(Figure data in JSON)
[start]

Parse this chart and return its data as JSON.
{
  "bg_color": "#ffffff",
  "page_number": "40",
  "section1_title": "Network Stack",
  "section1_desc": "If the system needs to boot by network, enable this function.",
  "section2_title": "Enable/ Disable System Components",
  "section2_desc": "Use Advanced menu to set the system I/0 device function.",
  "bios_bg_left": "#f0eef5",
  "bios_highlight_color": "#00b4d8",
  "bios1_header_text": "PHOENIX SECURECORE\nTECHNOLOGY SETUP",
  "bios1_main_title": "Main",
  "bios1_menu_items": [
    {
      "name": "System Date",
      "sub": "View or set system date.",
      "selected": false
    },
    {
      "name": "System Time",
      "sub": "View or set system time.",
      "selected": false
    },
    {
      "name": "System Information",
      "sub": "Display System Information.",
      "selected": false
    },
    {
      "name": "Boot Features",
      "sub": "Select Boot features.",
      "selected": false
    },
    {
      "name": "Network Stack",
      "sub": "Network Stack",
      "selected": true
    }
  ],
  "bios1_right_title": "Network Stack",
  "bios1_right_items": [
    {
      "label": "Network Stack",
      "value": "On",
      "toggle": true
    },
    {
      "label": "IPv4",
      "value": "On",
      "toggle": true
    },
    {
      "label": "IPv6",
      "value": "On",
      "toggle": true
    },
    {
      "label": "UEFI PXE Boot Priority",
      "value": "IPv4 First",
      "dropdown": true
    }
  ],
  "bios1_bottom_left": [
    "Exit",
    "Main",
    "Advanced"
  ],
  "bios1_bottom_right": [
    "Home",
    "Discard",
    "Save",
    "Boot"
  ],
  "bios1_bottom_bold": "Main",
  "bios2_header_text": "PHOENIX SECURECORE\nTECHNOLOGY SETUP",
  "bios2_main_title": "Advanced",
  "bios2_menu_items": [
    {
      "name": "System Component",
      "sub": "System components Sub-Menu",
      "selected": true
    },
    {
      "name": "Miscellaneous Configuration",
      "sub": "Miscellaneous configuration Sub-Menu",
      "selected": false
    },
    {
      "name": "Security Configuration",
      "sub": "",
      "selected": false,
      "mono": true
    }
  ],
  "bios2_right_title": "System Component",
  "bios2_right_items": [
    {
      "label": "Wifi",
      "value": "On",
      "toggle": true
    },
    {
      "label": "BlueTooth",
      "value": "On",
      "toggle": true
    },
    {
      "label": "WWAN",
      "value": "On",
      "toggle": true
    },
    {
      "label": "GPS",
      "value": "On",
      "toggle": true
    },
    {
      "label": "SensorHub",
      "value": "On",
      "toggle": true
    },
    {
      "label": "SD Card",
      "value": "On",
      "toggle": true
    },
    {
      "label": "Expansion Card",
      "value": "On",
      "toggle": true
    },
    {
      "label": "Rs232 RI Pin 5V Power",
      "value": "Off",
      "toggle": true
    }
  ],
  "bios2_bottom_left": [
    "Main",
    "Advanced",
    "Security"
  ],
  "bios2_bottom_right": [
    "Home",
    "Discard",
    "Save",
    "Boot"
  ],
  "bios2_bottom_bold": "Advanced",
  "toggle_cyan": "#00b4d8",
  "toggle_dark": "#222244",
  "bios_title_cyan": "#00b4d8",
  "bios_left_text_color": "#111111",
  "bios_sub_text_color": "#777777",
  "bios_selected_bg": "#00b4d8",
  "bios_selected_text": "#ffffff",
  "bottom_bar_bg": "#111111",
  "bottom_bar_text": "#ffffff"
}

[end]

▸ **DIRECTIVE**: Repeat the material above in full, quoting it exactly.

▸ **FINAL ANSWER**:
Parse this chart and return its data as JSON.
{
  "bg_color": "#ffffff",
  "page_number": "40",
  "section1_title": "Network Stack",
  "section1_desc": "If the system needs to boot by network, enable this function.",
  "section2_title": "Enable/ Disable System Components",
  "section2_desc": "Use Advanced menu to set the system I/0 device function.",
  "bios_bg_left": "#f0eef5",
  "bios_highlight_color": "#00b4d8",
  "bios1_header_text": "PHOENIX SECURECORE\nTECHNOLOGY SETUP",
  "bios1_main_title": "Main",
  "bios1_menu_items": [
    {
      "name": "System Date",
      "sub": "View or set system date.",
      "selected": false
    },
    {
      "name": "System Time",
      "sub": "View or set system time.",
      "selected": false
    },
    {
      "name": "System Information",
      "sub": "Display System Information.",
      "selected": false
    },
    {
      "name": "Boot Features",
      "sub": "Select Boot features.",
      "selected": false
    },
    {
      "name": "Network Stack",
      "sub": "Network Stack",
      "selected": true
    }
  ],
  "bios1_right_title": "Network Stack",
  "bios1_right_items": [
    {
      "label": "Network Stack",
      "value": "On",
      "toggle": true
    },
    {
      "label": "IPv4",
      "value": "On",
      "toggle": true
    },
    {
      "label": "IPv6",
      "value": "On",
      "toggle": true
    },
    {
      "label": "UEFI PXE Boot Priority",
      "value": "IPv4 First",
      "dropdown": true
    }
  ],
  "bios1_bottom_left": [
    "Exit",
    "Main",
    "Advanced"
  ],
  "bios1_bottom_right": [
    "Home",
    "Discard",
    "Save",
    "Boot"
  ],
  "bios1_bottom_bold": "Main",
  "bios2_header_text": "PHOENIX SECURECORE\nTECHNOLOGY SETUP",
  "bios2_main_title": "Advanced",
  "bios2_menu_items": [
    {
      "name": "System Component",
      "sub": "System components Sub-Menu",
      "selected": true
    },
    {
      "name": "Miscellaneous Configuration",
      "sub": "Miscellaneous configuration Sub-Menu",
      "selected": false
    },
    {
      "name": "Security Configuration",
      "sub": "",
      "selected": false,
      "mono": true
    }
  ],
  "bios2_right_title": "System Component",
  "bios2_right_items": [
    {
      "label": "Wifi",
      "value": "On",
      "toggle": true
    },
    {
      "label": "BlueTooth",
      "value": "On",
      "toggle": true
    },
    {
      "label": "WWAN",
      "value": "On",
      "toggle": true
    },
    {
      "label": "GPS",
      "value": "On",
      "toggle": true
    },
    {
      "label": "SensorHub",
      "value": "On",
      "toggle": true
    },
    {
      "label": "SD Card",
      "value": "On",
      "toggle": true
    },
    {
      "label": "Expansion Card",
      "value": "On",
      "toggle": true
    },
    {
      "label": "Rs232 RI Pin 5V Power",
      "value": "Off",
      "toggle": true
    }
  ],
  "bios2_bottom_left": [
    "Main",
    "Advanced",
    "Security"
  ],
  "bios2_bottom_right": [
    "Home",
    "Discard",
    "Save",
    "Boot"
  ],
  "bios2_bottom_bold": "Advanced",
  "toggle_cyan": "#00b4d8",
  "toggle_dark": "#222244",
  "bios_title_cyan": "#00b4d8",
  "bios_left_text_color": "#111111",
  "bios_sub_text_color": "#777777",
  "bios_selected_bg": "#00b4d8",
  "bios_selected_text": "#ffffff",
  "bottom_bar_bg": "#111111",
  "bottom_bar_text": "#ffffff"
}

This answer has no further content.